## Source passage:
Expressive 3D Human Pose and Shape Estimation, Part 1: Multi-person and Interacting Hand Pose

Published in

SNU AIIS Blog

13 min readApr 1, 2022

By Sue Hyun Park

AI-based fitness apps (Source: Solution Analysts)

Pose is a typical non-verbal expression of humans. As poses make up gestures and actions, the human pose information is important for human behavior understanding, human computer interaction, and AR/VR. Besides the body pose, poses of specific body parts like the hand are also important because hand motions can communicate intention or feeling that body-driven large motions cannot, and hands are widely used for interactions with objects. Human pose estimation is a computer vision task of detecting and analyzing human posture, technically by localizing semantic keypoints (i.e., joints) of human body parts in 3D space.

As the task has been studied for well over decades, you can meet many applications in real life that have pose estimation technologies integrated — motion captures in movies, fitness assistants, games, surveillance cameras, and so on.

Real-time moving avatar (Source: UnityList)

A variety of services capture the volume and shape too.

Virtual try-on and AR fitting (Source: FXMirror)

Interactive “blobs” with the Leap Motion Controller on the new portrait Looking Glass. (Source: Ultraleap)

There are several input sources to estimate 3D human pose and shape from, whether it be synthesized or real, a depth map or an RGB image, and/or from multiple views or just a single view. for the 3D rotation and mesh data can lead to more expressive figures of the human hand. The 3D human poses and shape estimation task expands from the pose-only case, but we work on slightly different aspects.

Comparison of hand images from datasets of Mueller et al., RHP, Simon et al., and FreiHAND. An RGBD image is a combination of an RGB image and its corresponding depth image.

A 3D human pose and shape estimation model can be more adaptable to everyday cases when it is trained with a real single RGB image. After all, the cameras we normally use are RGB-based and we expect a single input for a single output. The shortcoming is that a flat 2D image has depth and scale ambiguity, making the human articulation process even more complicated.

In the following two blog posts, we introduce our novel methods to compose 3D human pose and shape information from a single RGB image despite the 2D-to-3D ambiguity.

In part 1, we describe our work on 3D human pose estimation. We focus on localizing joints of human bodies and hands in the 3D space in order to lay the cornerstone for vital 2D-to-3D conversion techniques. These include accurately measuring a subject’s relative distance from the camera for multi-person scenarios and depicting the complex sequence of interacting hands.
In part 2, we describe how our work extends to estimating the human mesh, a widely used data format for 3D human shape representation. In the end, we simultaneously localize joints and mesh vertices of all human parts, including body, hands, and face, for more rich and comprehensive 3D figures. Reaching this state, we discuss how advanced 3D human pose and shape estimation methods can be applied in industries to lead the advent of new communication technologies.

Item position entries

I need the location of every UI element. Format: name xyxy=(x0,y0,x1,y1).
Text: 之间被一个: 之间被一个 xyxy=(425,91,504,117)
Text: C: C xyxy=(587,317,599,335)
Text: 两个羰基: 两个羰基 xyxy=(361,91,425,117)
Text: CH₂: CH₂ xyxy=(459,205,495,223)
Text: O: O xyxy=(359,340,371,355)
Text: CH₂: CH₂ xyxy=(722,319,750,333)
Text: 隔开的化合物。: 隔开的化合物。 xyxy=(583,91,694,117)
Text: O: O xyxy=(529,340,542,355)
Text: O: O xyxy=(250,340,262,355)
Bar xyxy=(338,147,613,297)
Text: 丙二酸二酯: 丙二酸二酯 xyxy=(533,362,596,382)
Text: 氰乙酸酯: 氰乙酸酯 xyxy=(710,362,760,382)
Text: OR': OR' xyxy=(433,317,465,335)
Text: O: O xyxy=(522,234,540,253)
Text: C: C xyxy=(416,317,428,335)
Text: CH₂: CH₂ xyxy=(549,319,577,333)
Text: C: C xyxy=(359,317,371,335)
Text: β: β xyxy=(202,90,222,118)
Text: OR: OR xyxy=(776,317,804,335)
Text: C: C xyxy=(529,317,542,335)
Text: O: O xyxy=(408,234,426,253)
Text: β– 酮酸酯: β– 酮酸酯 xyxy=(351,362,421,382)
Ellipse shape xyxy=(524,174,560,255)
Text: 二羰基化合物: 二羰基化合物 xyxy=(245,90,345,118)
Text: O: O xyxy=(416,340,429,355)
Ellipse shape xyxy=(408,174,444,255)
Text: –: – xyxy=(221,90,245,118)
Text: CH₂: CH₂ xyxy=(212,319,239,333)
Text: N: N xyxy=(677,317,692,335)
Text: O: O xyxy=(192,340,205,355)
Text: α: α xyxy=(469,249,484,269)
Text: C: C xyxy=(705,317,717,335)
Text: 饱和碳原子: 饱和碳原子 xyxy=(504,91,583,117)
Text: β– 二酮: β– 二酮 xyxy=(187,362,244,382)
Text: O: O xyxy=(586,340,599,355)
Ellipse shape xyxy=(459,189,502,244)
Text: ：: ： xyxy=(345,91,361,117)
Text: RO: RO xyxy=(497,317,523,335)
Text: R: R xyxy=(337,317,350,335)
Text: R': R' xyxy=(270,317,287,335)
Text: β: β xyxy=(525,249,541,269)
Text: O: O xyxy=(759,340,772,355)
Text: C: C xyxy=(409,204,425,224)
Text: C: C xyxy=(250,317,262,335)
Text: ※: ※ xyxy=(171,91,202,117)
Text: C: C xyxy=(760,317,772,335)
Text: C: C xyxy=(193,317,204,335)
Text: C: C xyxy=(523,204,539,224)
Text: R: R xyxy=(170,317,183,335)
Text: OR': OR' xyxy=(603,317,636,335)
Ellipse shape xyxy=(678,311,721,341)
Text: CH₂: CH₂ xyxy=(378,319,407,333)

## Work required:
Continue the blog post on 3D human pose and shape estimation from the point where it stops above.

## Response below:
This blog, part 1, is dedicated to 3D human pose estimation techniques that focus on delivering:

compact representation of human
essential articulation information of human
multiple subjects information from multi-person and interacting hands images

3D multi-person pose estimation and 3D human interacting-hand pose estimation

Our Base Framework that Captures 3D Multi-person Poses

The Difficulty of Estimating Absolute Camera Depth

Most of the previous 3D human pose estimation methods estimate the 3D pose relative to the center joint of a human, commonly referred to as the pelvis. This reference point is coined as the root. The final 3D pose is obtained by adding the 3D coordinates of the root to the estimated root joint-relative 3D pose. However, this method only applies to single-person cases. In a camera-centered 3D space consisting of multiple persons, we also need to know the absolute distance of each person from the camera, or the root joint position of each person. The goal of multi-person pose estimation is to capture both root joint-relative 3D pose and root joint position each person has to produce absolute 3D poses.

The root joint-relative 3D pose depicts a single person’s pose, while the absolute 3D pose determined by the help of the root joint position informs us of the spatial relationship between multiple persons.

Here is the main question: how can we extract 3D coordinates from a 2D input image when the depth and scale is ambiguous? We tackle this task step-by-step:

Identify the human area.
Estimate where each person is located in the 3D space, i.e., 3D root joint position.
Estimate each person’s 3D pose, i.e., root-joint relative 3D pose.

For step 1, we select a top-down approach that detects humans and draws bounding boxes around each person. For step 3, as it is a sub-problem of 3D single-person pose estimation, we utilize a known model.

Top: Typical Top-Down approach. Bottom: Typical Bottom-Up approach. (Source: KDNuggets)

This task is all about step 2 — a newly posed challenge of predicting the absolute distance of each person from the camera. Previous approaches obtain the 3D root joint position by 3D-to-2D fitting, in which the distance between an estimated 2D pose and the subsequently projected 3D pose is minimized. However, this method is error-prone since it does not learn and refine upon image features. Thus, we propose a fully learning-based approach to estimate camera depth adjusted to contextual information.

Our Fully Learning-based Camera Distance-aware Top-down Approach

We propose a fully learning-based approach to estimate absolute root joint positions of multiple persons. The figure below is the pipeline of the proposed system consisting of three modules.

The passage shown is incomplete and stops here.